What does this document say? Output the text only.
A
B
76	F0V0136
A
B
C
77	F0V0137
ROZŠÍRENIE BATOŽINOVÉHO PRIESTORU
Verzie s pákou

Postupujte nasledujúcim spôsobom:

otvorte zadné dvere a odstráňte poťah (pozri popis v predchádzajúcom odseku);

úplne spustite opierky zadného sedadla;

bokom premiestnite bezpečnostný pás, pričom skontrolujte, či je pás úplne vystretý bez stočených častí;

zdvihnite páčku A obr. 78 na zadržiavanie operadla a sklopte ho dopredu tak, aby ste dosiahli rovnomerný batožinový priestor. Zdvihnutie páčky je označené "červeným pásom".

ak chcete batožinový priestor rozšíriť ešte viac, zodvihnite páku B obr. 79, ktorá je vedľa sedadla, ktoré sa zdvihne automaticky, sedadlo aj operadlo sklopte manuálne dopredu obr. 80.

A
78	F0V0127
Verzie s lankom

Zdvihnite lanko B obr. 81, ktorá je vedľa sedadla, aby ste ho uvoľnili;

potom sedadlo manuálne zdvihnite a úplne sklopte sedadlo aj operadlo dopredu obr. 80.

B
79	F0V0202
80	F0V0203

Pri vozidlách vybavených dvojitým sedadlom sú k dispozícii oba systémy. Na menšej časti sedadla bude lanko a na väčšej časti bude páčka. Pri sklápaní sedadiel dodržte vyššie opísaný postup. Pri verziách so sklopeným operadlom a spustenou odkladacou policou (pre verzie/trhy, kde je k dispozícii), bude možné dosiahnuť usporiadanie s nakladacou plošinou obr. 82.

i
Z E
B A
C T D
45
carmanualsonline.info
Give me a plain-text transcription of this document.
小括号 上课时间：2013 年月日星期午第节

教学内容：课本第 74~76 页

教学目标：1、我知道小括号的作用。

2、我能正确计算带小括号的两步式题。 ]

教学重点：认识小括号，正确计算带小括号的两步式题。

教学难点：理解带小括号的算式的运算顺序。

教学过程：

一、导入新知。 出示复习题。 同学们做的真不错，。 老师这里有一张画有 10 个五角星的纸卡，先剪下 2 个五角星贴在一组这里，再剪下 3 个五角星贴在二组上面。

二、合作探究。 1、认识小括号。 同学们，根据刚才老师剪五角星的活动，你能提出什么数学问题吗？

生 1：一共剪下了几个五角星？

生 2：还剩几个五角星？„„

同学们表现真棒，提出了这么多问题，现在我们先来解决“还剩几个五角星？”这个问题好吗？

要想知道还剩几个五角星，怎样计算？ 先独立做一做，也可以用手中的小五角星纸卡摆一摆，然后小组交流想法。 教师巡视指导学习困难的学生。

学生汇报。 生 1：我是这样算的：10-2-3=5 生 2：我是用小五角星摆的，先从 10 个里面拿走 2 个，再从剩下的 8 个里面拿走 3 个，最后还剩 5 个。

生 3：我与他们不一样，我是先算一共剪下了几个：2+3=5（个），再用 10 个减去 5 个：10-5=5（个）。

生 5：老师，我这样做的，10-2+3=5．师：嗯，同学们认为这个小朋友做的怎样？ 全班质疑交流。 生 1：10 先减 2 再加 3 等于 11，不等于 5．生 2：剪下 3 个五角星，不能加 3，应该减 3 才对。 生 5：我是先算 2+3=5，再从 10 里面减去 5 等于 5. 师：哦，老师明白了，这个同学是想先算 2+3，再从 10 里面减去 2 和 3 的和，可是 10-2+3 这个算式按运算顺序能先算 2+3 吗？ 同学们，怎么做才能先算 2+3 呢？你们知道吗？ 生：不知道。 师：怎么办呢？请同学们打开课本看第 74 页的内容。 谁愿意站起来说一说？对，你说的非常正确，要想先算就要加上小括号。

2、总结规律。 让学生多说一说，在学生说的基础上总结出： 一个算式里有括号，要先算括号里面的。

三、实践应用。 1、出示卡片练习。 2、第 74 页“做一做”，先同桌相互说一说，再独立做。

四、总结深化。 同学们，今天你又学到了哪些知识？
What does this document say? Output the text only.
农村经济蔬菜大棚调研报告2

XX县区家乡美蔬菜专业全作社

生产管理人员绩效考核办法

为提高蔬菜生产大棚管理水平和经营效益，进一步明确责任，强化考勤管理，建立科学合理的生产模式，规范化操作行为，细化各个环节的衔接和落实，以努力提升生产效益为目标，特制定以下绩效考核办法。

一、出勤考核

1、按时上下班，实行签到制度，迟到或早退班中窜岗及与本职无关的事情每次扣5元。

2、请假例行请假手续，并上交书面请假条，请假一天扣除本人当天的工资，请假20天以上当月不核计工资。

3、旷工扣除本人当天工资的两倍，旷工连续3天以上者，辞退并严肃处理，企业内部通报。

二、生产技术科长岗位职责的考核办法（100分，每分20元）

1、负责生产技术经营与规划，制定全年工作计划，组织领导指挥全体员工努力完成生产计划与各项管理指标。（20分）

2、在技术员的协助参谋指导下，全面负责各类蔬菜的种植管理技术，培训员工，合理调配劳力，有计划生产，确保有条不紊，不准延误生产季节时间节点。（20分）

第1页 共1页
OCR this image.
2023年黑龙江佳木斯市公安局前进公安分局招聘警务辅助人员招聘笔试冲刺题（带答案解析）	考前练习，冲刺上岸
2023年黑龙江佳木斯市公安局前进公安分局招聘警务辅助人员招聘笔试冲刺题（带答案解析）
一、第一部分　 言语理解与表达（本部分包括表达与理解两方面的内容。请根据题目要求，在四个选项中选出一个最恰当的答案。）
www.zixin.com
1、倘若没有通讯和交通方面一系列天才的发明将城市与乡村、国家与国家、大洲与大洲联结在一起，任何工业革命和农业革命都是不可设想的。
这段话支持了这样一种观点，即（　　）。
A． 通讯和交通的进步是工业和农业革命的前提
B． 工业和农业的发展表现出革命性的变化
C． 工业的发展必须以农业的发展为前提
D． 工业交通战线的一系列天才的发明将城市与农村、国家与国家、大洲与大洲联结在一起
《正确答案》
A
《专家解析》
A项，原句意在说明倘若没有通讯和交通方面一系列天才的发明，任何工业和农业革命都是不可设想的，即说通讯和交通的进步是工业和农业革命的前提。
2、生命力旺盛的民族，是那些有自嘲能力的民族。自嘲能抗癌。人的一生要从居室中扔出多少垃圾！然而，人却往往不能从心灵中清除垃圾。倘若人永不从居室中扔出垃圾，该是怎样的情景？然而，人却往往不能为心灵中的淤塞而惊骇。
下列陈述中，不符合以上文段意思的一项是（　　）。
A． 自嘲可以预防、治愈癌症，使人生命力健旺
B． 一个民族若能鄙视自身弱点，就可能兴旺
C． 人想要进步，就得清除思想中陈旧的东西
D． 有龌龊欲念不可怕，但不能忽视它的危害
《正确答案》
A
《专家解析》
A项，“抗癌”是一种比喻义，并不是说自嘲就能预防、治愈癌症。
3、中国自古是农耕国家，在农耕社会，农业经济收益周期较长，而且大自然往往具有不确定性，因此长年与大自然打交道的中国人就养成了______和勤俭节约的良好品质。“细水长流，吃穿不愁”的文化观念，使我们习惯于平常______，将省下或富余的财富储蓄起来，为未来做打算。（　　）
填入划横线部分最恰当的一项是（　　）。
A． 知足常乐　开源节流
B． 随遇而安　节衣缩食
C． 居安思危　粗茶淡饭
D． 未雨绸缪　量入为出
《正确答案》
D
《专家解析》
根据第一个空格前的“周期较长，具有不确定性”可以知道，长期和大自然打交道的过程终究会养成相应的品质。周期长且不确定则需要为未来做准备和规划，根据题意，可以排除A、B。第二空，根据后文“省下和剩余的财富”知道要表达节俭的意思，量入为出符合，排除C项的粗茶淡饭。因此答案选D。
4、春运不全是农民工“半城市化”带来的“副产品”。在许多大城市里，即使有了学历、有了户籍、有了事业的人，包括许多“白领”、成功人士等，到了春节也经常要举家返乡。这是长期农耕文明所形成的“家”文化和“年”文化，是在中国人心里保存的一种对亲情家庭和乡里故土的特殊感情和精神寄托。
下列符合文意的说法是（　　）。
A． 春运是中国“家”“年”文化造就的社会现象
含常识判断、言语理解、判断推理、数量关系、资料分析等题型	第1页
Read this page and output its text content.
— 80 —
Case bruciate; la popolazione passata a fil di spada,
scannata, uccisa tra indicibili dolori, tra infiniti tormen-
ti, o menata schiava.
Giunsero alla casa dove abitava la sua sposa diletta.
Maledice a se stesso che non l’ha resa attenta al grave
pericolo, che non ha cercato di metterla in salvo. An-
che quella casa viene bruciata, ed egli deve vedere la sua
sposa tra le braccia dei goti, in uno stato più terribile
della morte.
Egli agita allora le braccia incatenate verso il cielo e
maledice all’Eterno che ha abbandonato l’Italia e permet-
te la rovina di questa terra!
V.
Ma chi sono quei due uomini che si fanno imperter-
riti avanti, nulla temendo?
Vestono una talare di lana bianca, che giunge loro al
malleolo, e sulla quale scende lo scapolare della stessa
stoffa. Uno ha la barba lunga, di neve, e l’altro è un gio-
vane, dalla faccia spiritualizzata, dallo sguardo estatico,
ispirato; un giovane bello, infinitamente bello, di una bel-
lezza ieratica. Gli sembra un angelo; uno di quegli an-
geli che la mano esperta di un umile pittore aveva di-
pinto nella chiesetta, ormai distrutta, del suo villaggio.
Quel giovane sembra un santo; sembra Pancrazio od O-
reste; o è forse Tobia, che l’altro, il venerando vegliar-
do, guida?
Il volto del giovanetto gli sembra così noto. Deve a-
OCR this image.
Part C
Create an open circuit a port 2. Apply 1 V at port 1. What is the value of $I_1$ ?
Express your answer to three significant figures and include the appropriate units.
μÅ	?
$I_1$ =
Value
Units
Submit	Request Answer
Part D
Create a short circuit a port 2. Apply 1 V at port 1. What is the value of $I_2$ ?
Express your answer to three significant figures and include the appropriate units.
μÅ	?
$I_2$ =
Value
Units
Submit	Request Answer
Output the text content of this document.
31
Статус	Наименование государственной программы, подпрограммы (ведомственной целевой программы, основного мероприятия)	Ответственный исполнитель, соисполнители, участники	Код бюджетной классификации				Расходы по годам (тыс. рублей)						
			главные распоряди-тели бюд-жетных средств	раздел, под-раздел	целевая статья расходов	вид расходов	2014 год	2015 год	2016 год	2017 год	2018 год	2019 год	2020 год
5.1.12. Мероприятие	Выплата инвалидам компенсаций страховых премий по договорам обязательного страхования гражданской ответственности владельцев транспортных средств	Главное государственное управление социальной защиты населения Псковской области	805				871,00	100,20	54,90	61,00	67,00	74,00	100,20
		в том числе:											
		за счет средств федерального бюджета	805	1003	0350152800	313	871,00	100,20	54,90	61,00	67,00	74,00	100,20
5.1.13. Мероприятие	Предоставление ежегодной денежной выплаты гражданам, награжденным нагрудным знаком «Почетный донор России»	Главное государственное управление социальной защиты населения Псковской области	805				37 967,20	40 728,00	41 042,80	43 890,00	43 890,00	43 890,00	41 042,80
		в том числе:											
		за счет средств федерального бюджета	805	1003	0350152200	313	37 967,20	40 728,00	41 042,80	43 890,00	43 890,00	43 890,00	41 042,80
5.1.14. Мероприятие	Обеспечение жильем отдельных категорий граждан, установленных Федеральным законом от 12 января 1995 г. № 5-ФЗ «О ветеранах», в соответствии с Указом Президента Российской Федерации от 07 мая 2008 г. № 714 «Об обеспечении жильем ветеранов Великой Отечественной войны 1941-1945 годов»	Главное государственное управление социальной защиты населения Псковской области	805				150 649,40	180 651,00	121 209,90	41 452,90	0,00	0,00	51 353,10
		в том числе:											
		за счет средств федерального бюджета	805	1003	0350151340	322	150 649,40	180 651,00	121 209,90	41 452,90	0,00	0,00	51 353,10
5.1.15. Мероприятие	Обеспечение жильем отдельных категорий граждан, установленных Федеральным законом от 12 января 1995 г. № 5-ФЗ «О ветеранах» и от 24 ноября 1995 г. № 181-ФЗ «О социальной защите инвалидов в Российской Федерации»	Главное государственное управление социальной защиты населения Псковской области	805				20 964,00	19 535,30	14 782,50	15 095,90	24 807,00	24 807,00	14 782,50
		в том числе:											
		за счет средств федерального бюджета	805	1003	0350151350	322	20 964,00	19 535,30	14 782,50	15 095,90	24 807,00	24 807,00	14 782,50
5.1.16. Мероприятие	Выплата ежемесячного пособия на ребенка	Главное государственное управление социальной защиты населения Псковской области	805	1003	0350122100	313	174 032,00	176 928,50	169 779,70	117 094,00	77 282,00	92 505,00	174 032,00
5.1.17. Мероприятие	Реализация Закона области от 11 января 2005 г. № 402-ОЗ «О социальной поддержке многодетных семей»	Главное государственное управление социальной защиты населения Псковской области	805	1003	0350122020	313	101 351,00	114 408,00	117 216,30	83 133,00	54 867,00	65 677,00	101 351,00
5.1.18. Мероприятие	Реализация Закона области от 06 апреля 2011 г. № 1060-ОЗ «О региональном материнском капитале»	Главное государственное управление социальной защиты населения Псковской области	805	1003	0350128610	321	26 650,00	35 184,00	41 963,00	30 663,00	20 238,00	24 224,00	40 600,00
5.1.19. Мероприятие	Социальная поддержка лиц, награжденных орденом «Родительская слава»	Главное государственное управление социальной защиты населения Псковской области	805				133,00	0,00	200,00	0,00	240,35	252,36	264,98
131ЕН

- - - - - - -

Task prompt → Count the lines above that contain the word "this", and give only that number.

Result → 7